» **What you have to do**
Examine the records and identify each line that includes the string "color". Copy those lines.

(Extracted data entries)

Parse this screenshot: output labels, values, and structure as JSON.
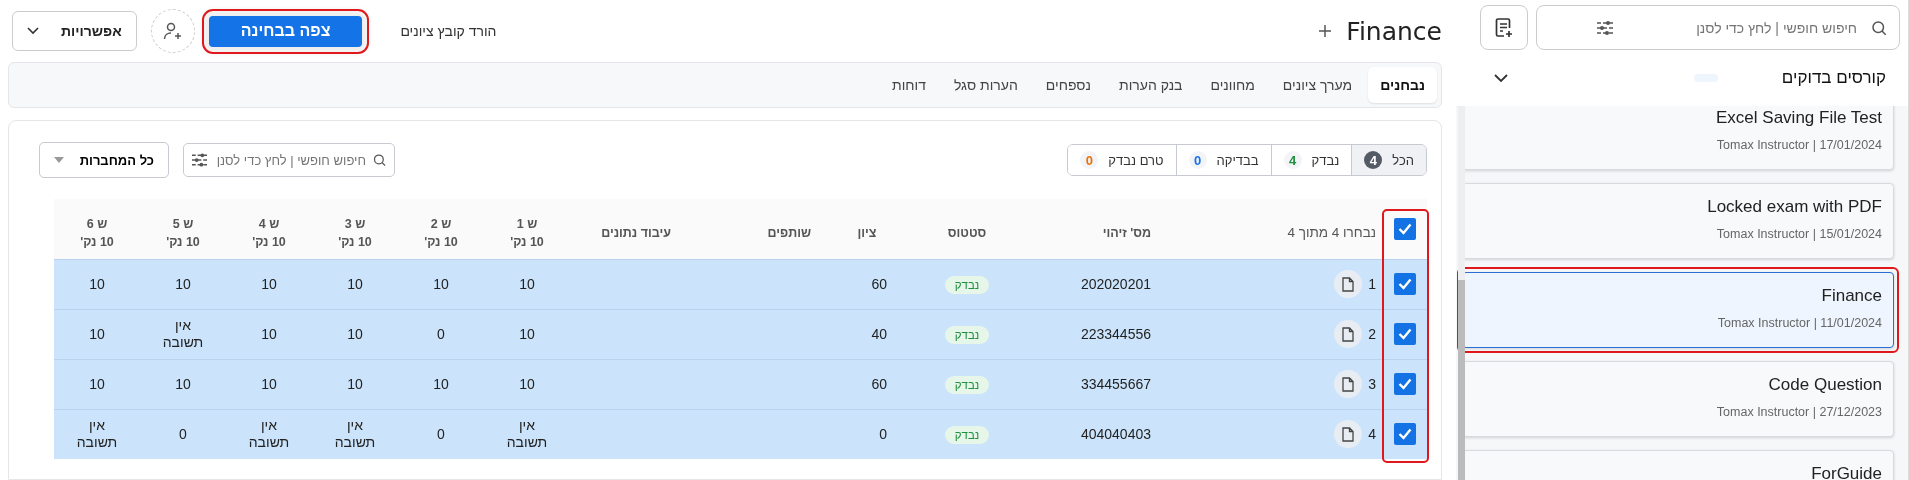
{
  "header": {
    "title": "Finance",
    "view_exam_button": {
      "label": "צפה בבחינה",
      "highlighted": true
    },
    "download_link": "הורד קובץ ציונים",
    "options_button": "אפשרויות"
  },
  "tabs": [
    {
      "label": "נבחנים",
      "selected": true
    },
    {
      "label": "מערך ציונים",
      "selected": false
    },
    {
      "label": "מחוונים",
      "selected": false
    },
    {
      "label": "בנק הערות",
      "selected": false
    },
    {
      "label": "נספחים",
      "selected": false
    },
    {
      "label": "הערות סגל",
      "selected": false
    },
    {
      "label": "דוחות",
      "selected": false
    }
  ],
  "filters": [
    {
      "label": "הכל",
      "count": "4",
      "selected": true,
      "color": "#555b66"
    },
    {
      "label": "נבדק",
      "count": "4",
      "selected": false,
      "color": "#1e8e3e"
    },
    {
      "label": "בבדיקה",
      "count": "0",
      "selected": false,
      "color": "#1a73e8"
    },
    {
      "label": "טרם נבדק",
      "count": "0",
      "selected": false,
      "color": "#e8710a"
    }
  ],
  "search": {
    "placeholder": "חיפוש חופשי | לחץ כדי לסנן"
  },
  "notebooks_dropdown": "כל המחברות",
  "table": {
    "all_checked": true,
    "checkboxes_highlighted": true,
    "columns": [
      {
        "label": "נבחרו 4 מתוך 4"
      },
      {
        "label": "מס' זיהוי"
      },
      {
        "label": "סטטוס"
      },
      {
        "label": "ציון"
      },
      {
        "label": "שותפים"
      },
      {
        "label": "עיבוד נתונים"
      }
    ],
    "questions": [
      {
        "label": "ש 1",
        "points": "10 נק'"
      },
      {
        "label": "ש 2",
        "points": "10 נק'"
      },
      {
        "label": "ש 3",
        "points": "10 נק'"
      },
      {
        "label": "ש 4",
        "points": "10 נק'"
      },
      {
        "label": "ש 5",
        "points": "10 נק'"
      },
      {
        "label": "ש 6",
        "points": "10 נק'"
      }
    ],
    "rows": [
      {
        "selected": true,
        "number": "1",
        "id": "202020201",
        "status": "נבדק",
        "grade": "60",
        "answers": [
          "10",
          "10",
          "10",
          "10",
          "10",
          "10"
        ]
      },
      {
        "selected": true,
        "number": "2",
        "id": "223344556",
        "status": "נבדק",
        "grade": "40",
        "answers": [
          "10",
          "0",
          "10",
          "10",
          "אין תשובה",
          "10"
        ]
      },
      {
        "selected": true,
        "number": "3",
        "id": "334455667",
        "status": "נבדק",
        "grade": "60",
        "answers": [
          "10",
          "10",
          "10",
          "10",
          "10",
          "10"
        ]
      },
      {
        "selected": true,
        "number": "4",
        "id": "404040403",
        "status": "נבדק",
        "grade": "0",
        "answers": [
          "אין תשובה",
          "0",
          "אין תשובה",
          "אין תשובה",
          "0",
          "אין תשובה"
        ]
      }
    ]
  },
  "sidebar": {
    "search": {
      "placeholder": "חיפוש חופשי | לחץ כדי לסנן"
    },
    "section_title": "קורסים בדוקים",
    "courses": [
      {
        "title": "Excel Saving File Test",
        "meta": "Tomax Instructor | 17/01/2024",
        "selected": false,
        "highlighted": false
      },
      {
        "title": "Locked exam with PDF",
        "meta": "Tomax Instructor | 15/01/2024",
        "selected": false,
        "highlighted": false
      },
      {
        "title": "Finance",
        "meta": "Tomax Instructor | 11/01/2024",
        "selected": true,
        "highlighted": true
      },
      {
        "title": "Code Question",
        "meta": "Tomax Instructor | 27/12/2023",
        "selected": false,
        "highlighted": false
      },
      {
        "title": "ForGuide",
        "selected": false,
        "highlighted": false
      }
    ]
  }
}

» **Expected answer**
      "color": "#555b66"
      "color": "#1e8e3e"
      "color": "#1a73e8"
      "color": "#e8710a"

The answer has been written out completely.